Problem details: Your task is to extract every entry that follows word for word while excluding the pictures.

START Raw records

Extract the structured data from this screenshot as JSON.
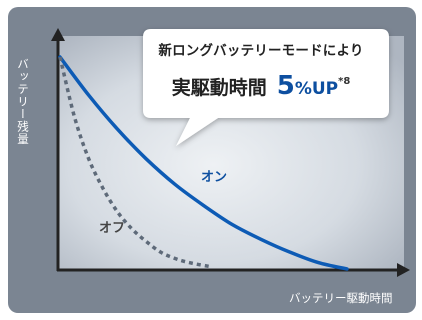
{
  "callout": {
    "line1": "新ロングバッテリーモードにより",
    "line2_prefix": "実駆動時間",
    "value": "5",
    "unit": "%UP",
    "footnote": "*8"
  },
  "colors": {
    "on_series": "#0d5bb5",
    "off_series": "#5e6a79",
    "panel_outer": "#7b8592",
    "panel_inner": "#e4e8ed"
  },
  "chart_data": {
    "type": "line",
    "title": "",
    "xlabel": "バッテリー駆動時間",
    "ylabel": "バッテリー残量",
    "grid": false,
    "series": [
      {
        "name": "オン",
        "style": "solid",
        "points": [
          [
            0,
            100
          ],
          [
            0.1,
            82
          ],
          [
            0.2,
            66
          ],
          [
            0.3,
            52
          ],
          [
            0.4,
            40
          ],
          [
            0.5,
            30
          ],
          [
            0.6,
            21
          ],
          [
            0.7,
            14
          ],
          [
            0.8,
            8
          ],
          [
            0.9,
            3
          ],
          [
            1.0,
            0
          ]
        ]
      },
      {
        "name": "オフ",
        "style": "dotted",
        "points": [
          [
            0,
            100
          ],
          [
            0.05,
            72
          ],
          [
            0.1,
            52
          ],
          [
            0.15,
            38
          ],
          [
            0.2,
            27
          ],
          [
            0.25,
            19
          ],
          [
            0.3,
            13
          ],
          [
            0.35,
            8
          ],
          [
            0.4,
            5
          ],
          [
            0.45,
            3
          ],
          [
            0.53,
            1
          ]
        ]
      }
    ]
  }
}
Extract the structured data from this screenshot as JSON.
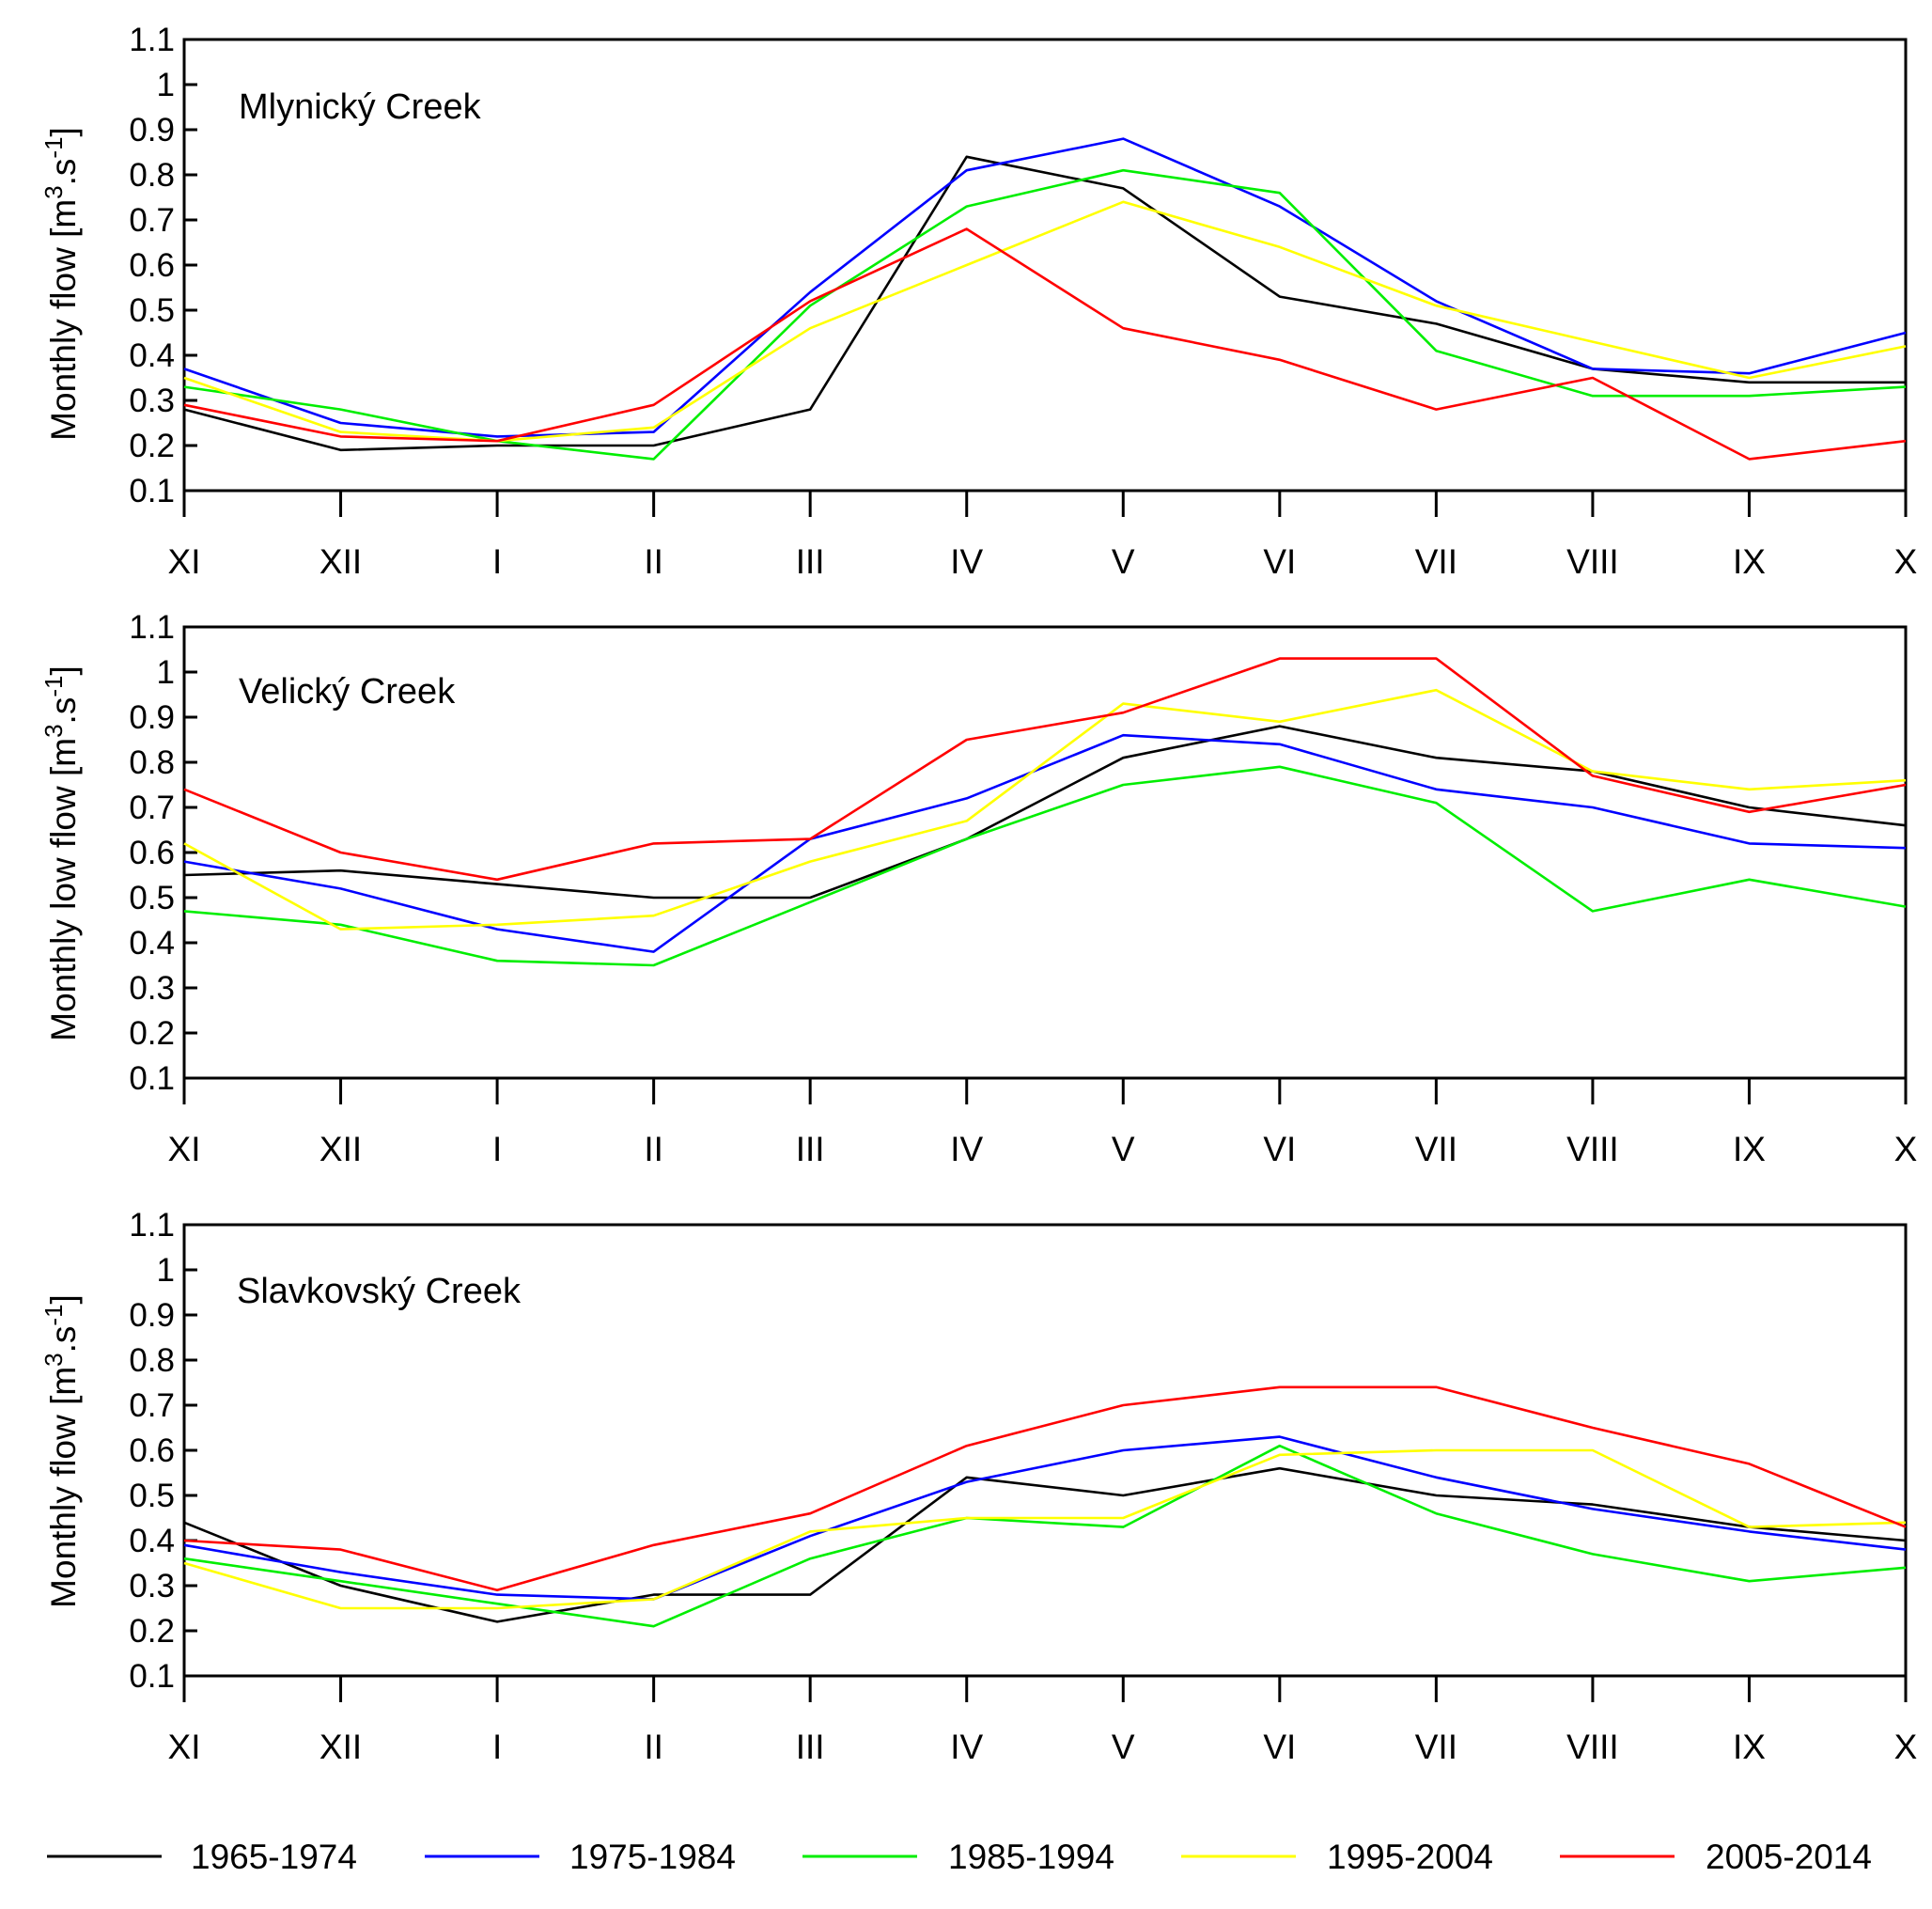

END Raw records

Answer for the task:
Extract the structured data from this screenshot as JSON.
{
  "callout": {
    "line1": "新ロングバッテリーモードにより",
    "line2_prefix": "実駆動時間",
    "value": "5",
    "unit": "%UP",
    "footnote": "*8"
  },
  "colors": {
    "on_series": "#0d5bb5",
    "off_series": "#5e6a79",
    "panel_outer": "#7b8592",
    "panel_inner": "#e4e8ed"
  },
  "chart_data": {
    "type": "line",
    "title": "",
    "xlabel": "バッテリー駆動時間",
    "ylabel": "バッテリー残量",
    "grid": false,
    "series": [
      {
        "name": "オン",
        "style": "solid",
        "points": [
          [
            0,
            100
          ],
          [
            0.1,
            82
          ],
          [
            0.2,
            66
          ],
          [
            0.3,
            52
          ],
          [
            0.4,
            40
          ],
          [
            0.5,
            30
          ],
          [
            0.6,
            21
          ],
          [
            0.7,
            14
          ],
          [
            0.8,
            8
          ],
          [
            0.9,
            3
          ],
          [
            1.0,
            0
          ]
        ]
      },
      {
        "name": "オフ",
        "style": "dotted",
        "points": [
          [
            0,
            100
          ],
          [
            0.05,
            72
          ],
          [
            0.1,
            52
          ],
          [
            0.15,
            38
          ],
          [
            0.2,
            27
          ],
          [
            0.25,
            19
          ],
          [
            0.3,
            13
          ],
          [
            0.35,
            8
          ],
          [
            0.4,
            5
          ],
          [
            0.45,
            3
          ],
          [
            0.53,
            1
          ]
        ]
      }
    ]
  }
}
Extract the structured data from this screenshot as JSON.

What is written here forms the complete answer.